Your instructions :: Find each line with the string "хүлээх" and copy it.
---*---
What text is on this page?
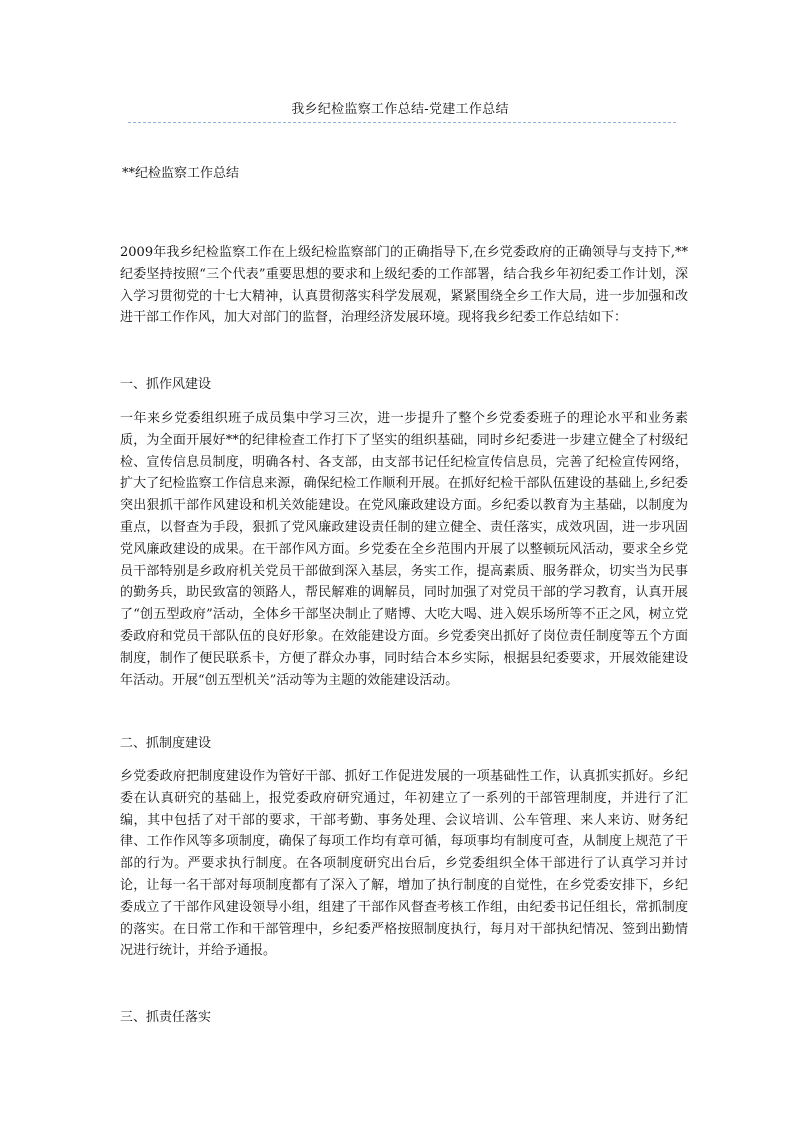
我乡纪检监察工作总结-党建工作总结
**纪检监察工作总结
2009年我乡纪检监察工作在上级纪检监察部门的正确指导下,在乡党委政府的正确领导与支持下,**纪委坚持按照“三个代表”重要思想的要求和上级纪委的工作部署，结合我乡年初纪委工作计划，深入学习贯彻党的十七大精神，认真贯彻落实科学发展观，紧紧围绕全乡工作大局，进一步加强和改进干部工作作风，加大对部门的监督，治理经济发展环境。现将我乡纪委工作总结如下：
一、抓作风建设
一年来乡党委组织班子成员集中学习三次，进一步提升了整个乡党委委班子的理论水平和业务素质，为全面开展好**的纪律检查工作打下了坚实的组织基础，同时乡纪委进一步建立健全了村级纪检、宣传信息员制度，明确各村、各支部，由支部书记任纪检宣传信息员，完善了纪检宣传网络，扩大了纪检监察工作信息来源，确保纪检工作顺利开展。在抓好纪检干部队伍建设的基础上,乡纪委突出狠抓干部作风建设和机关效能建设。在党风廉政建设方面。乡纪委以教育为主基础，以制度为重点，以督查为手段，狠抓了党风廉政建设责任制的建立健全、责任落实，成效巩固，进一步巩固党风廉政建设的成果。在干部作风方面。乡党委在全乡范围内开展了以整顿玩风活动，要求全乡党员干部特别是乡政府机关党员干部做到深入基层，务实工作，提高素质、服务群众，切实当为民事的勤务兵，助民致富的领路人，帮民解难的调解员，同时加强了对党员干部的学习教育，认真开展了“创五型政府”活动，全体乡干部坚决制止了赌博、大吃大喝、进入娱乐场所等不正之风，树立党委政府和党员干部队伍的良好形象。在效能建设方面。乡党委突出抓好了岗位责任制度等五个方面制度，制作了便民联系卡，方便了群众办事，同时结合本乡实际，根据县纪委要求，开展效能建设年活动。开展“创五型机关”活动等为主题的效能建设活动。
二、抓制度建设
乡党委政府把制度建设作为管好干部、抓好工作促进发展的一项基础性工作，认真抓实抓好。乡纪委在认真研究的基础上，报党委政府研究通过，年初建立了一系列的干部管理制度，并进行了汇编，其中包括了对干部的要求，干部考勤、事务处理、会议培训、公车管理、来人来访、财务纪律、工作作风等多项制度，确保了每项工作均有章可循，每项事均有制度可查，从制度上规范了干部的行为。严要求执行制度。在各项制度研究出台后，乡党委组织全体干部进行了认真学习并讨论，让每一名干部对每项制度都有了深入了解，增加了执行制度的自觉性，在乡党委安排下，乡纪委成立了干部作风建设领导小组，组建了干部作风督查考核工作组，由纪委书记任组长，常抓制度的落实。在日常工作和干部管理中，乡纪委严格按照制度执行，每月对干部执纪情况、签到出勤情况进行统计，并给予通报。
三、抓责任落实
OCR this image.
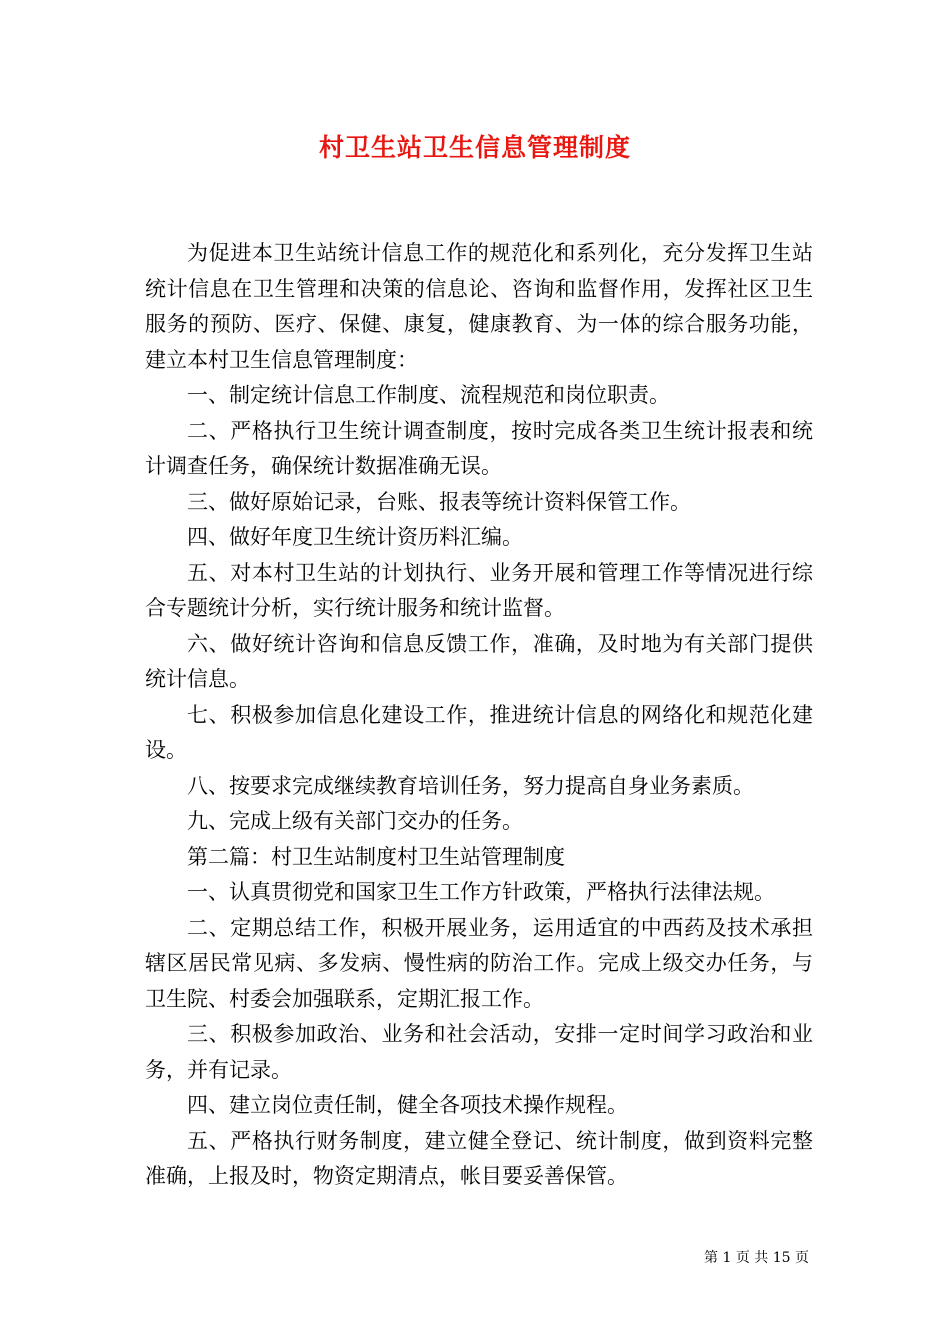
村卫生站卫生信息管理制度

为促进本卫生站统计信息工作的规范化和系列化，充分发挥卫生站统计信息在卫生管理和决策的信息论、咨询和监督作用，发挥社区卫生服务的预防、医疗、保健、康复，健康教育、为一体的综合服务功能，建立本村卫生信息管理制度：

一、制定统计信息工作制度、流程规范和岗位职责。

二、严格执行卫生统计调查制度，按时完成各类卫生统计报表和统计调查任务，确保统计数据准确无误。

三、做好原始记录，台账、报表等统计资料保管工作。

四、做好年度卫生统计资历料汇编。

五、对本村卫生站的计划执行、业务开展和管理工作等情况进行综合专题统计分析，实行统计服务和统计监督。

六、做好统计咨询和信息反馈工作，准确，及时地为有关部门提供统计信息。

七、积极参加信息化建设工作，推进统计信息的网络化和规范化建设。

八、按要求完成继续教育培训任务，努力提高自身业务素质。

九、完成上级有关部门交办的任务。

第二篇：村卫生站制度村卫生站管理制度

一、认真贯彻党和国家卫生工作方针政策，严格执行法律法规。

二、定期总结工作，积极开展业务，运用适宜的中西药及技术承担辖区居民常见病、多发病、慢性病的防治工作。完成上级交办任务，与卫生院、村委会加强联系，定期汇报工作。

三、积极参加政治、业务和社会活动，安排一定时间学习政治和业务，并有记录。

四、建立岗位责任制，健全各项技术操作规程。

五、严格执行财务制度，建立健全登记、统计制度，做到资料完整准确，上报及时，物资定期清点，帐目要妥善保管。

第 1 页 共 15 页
---*---
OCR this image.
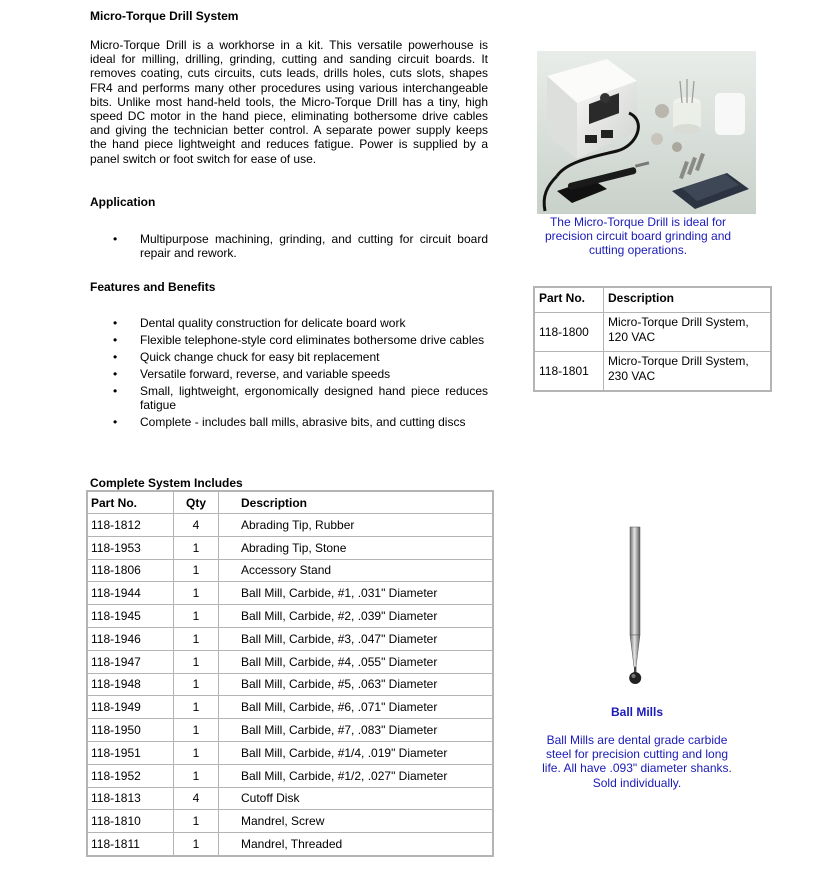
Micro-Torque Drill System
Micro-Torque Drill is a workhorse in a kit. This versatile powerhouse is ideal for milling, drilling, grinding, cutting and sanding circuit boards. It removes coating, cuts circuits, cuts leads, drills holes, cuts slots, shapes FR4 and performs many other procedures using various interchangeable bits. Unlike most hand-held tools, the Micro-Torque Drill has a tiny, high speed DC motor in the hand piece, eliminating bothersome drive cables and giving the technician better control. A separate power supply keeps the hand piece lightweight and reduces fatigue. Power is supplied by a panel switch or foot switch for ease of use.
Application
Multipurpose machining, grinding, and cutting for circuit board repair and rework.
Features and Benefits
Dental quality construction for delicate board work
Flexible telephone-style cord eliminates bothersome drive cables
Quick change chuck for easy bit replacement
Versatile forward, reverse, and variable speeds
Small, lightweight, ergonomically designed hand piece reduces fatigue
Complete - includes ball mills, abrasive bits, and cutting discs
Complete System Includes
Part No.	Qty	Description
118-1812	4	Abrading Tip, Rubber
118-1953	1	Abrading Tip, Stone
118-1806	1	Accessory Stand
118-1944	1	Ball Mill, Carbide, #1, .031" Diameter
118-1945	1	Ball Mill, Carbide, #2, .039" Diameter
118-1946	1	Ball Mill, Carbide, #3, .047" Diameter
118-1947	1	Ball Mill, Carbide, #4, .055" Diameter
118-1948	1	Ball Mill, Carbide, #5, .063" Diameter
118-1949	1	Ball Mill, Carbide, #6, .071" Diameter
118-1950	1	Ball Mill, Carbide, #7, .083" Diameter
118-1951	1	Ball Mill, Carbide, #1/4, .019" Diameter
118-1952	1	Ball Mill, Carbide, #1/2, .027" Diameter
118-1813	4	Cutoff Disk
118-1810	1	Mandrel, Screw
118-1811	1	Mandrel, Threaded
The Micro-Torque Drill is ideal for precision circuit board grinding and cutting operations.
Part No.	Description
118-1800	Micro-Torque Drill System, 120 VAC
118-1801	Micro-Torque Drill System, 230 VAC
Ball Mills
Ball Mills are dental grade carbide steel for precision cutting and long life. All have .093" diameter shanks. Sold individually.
---*---
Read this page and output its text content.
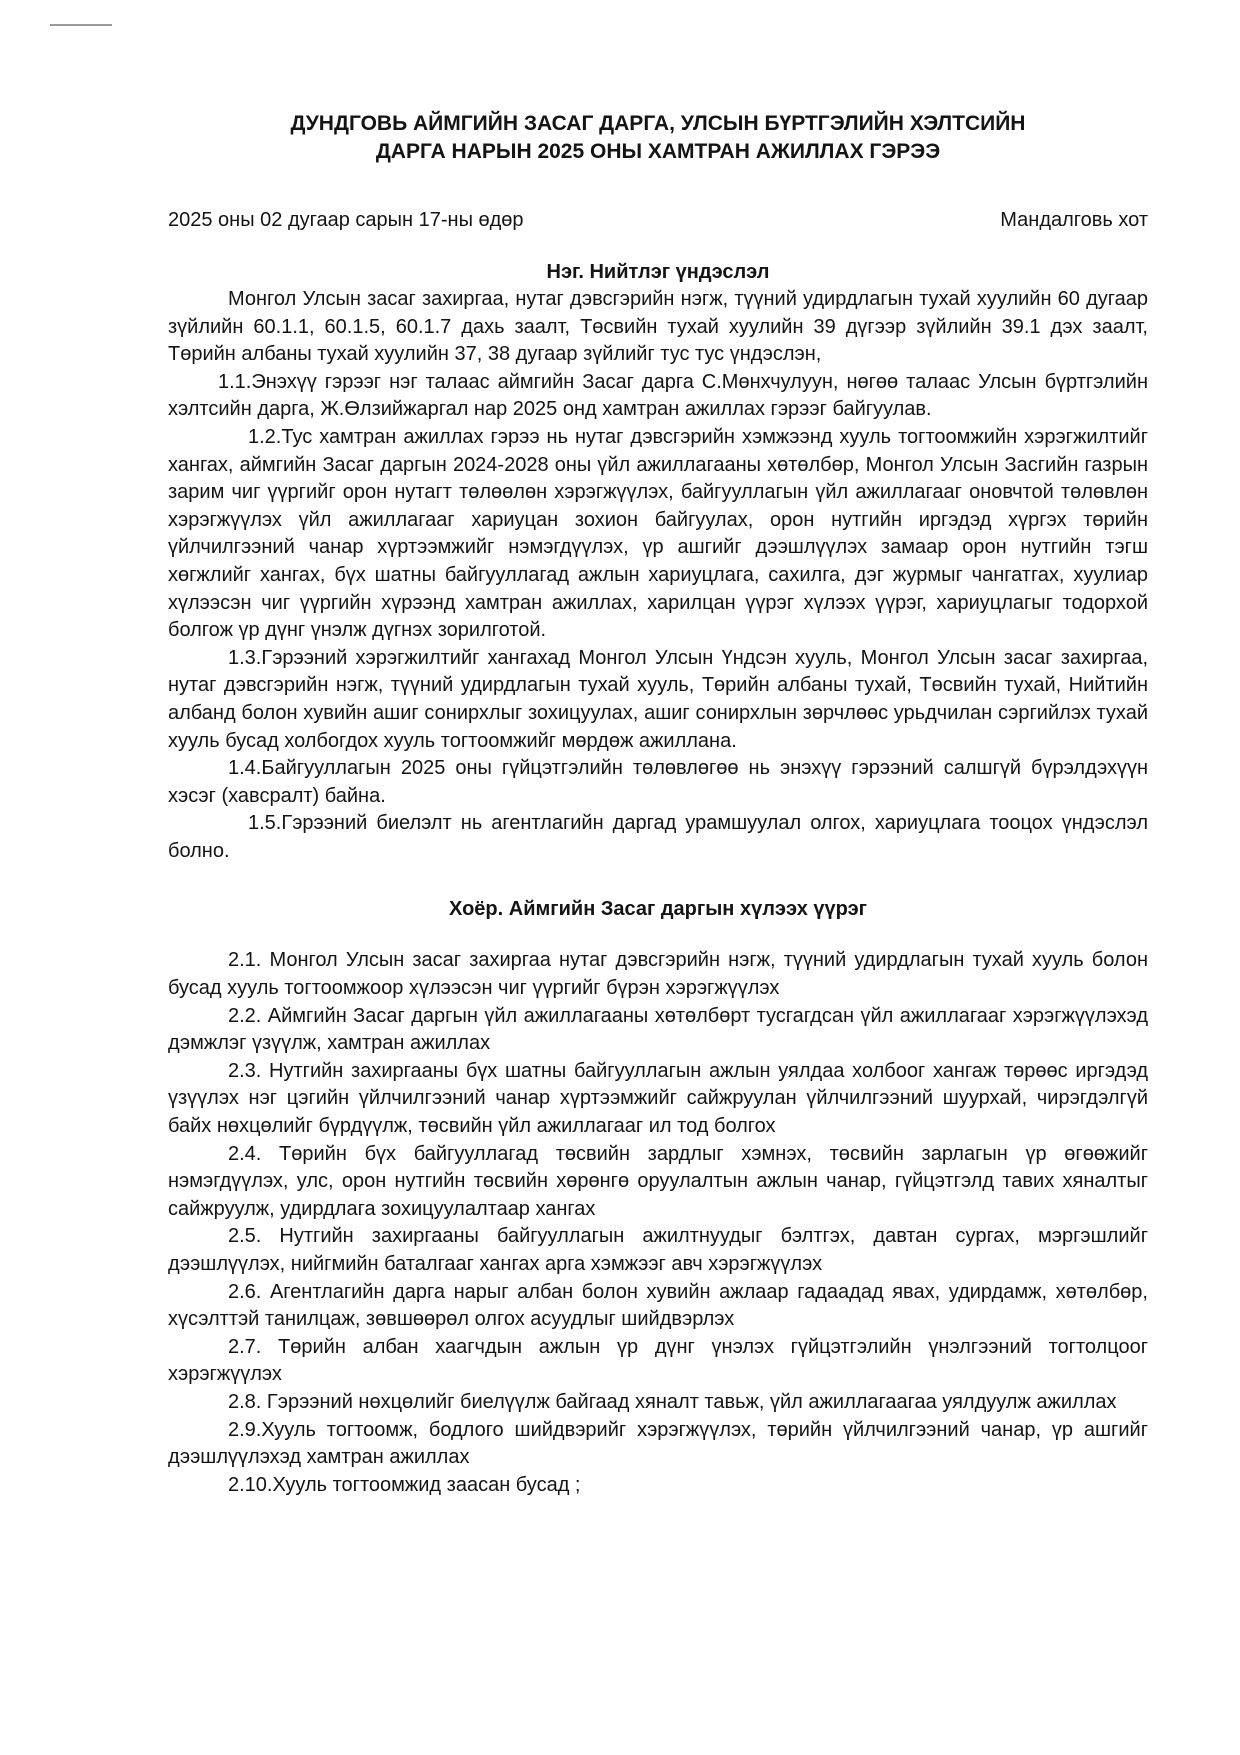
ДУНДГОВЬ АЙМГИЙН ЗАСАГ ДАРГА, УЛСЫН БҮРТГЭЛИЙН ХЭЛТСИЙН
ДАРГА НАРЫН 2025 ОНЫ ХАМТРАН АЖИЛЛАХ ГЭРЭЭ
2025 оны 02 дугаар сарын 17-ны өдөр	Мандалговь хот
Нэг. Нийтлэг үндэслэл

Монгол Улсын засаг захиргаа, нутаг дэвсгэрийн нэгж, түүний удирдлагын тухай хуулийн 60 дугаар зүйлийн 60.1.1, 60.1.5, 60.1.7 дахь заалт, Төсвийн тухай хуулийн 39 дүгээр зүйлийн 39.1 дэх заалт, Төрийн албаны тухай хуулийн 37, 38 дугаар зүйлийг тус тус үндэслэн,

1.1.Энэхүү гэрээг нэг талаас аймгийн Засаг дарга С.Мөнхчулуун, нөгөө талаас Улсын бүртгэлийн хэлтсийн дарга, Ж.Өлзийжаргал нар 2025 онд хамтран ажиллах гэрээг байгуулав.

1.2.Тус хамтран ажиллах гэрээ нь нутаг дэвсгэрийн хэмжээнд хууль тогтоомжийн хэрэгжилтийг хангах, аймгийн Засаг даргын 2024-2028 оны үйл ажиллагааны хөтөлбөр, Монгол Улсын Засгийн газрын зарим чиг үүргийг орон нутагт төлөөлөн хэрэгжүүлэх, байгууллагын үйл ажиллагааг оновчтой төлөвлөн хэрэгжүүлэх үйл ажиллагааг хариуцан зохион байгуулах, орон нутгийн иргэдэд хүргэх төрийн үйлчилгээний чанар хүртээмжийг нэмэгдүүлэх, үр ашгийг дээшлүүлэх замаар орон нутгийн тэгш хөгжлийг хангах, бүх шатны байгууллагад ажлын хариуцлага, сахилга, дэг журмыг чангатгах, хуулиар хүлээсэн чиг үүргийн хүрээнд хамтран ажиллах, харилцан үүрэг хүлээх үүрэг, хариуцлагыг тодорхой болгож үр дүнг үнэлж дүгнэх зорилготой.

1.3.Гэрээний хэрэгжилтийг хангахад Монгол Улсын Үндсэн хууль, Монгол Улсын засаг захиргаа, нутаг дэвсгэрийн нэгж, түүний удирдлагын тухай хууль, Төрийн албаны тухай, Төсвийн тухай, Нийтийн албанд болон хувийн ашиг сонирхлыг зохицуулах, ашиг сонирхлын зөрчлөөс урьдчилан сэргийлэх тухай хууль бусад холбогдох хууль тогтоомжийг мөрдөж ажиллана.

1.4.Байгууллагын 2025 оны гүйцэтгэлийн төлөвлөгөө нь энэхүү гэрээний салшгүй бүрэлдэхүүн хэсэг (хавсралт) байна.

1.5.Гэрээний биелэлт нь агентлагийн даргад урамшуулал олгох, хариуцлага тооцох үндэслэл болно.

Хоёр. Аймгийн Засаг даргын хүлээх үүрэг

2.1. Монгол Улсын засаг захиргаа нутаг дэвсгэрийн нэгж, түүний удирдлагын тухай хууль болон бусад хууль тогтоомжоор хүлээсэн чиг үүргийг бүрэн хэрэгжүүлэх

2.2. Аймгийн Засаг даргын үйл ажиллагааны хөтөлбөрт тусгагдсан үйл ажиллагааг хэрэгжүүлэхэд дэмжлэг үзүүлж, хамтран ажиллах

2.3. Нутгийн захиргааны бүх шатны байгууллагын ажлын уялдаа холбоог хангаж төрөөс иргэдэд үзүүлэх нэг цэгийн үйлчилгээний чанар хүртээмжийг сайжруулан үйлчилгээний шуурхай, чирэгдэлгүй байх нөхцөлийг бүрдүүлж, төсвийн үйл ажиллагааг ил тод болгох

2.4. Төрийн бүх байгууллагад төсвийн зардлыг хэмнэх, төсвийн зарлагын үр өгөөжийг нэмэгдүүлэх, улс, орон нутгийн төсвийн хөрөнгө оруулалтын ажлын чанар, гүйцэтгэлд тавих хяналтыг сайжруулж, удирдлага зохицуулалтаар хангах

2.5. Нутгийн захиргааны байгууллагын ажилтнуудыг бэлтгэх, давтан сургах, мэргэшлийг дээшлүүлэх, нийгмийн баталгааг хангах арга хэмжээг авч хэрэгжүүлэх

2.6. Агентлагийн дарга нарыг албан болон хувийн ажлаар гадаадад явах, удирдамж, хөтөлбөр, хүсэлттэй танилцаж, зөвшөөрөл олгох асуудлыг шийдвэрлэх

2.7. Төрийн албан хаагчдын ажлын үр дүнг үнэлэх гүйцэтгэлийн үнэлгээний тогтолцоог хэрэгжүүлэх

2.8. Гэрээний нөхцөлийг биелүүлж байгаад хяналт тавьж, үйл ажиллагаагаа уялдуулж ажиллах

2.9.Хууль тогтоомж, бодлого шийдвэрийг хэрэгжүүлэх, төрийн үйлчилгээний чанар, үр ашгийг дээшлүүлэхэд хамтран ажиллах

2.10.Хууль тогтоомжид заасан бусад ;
---*---
Exercise solution ::
1.2.Тус хамтран ажиллах гэрээ нь нутаг дэвсгэрийн хэмжээнд хууль тогтоомжийн хэрэгжилтийг хангах, аймгийн Засаг даргын 2024-2028 оны үйл ажиллагааны хөтөлбөр, Монгол Улсын Засгийн газрын зарим чиг үүргийг орон нутагт төлөөлөн хэрэгжүүлэх, байгууллагын үйл ажиллагааг оновчтой төлөвлөн хэрэгжүүлэх үйл ажиллагааг хариуцан зохион байгуулах, орон нутгийн иргэдэд хүргэх төрийн үйлчилгээний чанар хүртээмжийг нэмэгдүүлэх, үр ашгийг дээшлүүлэх замаар орон нутгийн тэгш хөгжлийг хангах, бүх шатны байгууллагад ажлын хариуцлага, сахилга, дэг журмыг чангатгах, хуулиар хүлээсэн чиг үүргийн хүрээнд хамтран ажиллах, харилцан үүрэг хүлээх үүрэг, хариуцлагыг тодорхой болгож үр дүнг үнэлж дүгнэх зорилготой.
Хоёр. Аймгийн Засаг даргын хүлээх үүрэг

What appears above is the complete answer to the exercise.